* The task: Extract all lines in the data that contain the word "配置文件".

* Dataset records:
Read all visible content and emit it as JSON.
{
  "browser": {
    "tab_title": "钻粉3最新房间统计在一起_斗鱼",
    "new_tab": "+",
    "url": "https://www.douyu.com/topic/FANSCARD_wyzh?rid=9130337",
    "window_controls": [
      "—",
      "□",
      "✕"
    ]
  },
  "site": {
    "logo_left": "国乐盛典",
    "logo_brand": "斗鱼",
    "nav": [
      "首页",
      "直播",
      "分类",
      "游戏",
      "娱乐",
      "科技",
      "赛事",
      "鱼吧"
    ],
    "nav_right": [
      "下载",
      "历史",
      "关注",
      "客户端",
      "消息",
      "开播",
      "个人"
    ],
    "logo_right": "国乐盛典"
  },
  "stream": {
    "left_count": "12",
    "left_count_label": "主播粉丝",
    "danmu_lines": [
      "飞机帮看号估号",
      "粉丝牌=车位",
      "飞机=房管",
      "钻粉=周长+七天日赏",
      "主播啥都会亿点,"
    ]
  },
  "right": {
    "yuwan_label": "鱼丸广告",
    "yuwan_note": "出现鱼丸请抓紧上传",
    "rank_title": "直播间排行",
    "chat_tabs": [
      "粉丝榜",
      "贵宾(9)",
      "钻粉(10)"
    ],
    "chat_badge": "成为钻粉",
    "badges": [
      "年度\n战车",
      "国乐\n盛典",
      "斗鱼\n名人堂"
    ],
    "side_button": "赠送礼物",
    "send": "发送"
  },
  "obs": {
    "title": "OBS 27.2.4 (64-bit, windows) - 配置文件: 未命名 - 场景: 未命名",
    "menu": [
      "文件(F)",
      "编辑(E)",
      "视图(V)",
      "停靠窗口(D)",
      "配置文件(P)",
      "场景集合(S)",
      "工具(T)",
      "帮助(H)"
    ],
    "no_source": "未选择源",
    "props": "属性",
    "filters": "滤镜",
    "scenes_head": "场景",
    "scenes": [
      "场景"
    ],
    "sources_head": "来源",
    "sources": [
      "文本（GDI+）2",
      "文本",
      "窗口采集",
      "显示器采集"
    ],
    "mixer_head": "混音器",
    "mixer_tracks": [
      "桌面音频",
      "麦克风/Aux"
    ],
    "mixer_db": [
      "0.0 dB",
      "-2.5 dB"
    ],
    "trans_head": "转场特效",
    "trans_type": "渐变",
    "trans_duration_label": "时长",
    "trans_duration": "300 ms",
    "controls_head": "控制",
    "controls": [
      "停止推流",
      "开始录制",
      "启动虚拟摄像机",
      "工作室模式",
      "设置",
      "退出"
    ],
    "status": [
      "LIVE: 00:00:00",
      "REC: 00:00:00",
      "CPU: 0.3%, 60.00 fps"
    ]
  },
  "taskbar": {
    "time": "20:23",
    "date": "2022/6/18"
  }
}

* Final answer:
    "title": "OBS 27.2.4 (64-bit, windows) - 配置文件: 未命名 - 场景: 未命名",
      "配置文件(P)",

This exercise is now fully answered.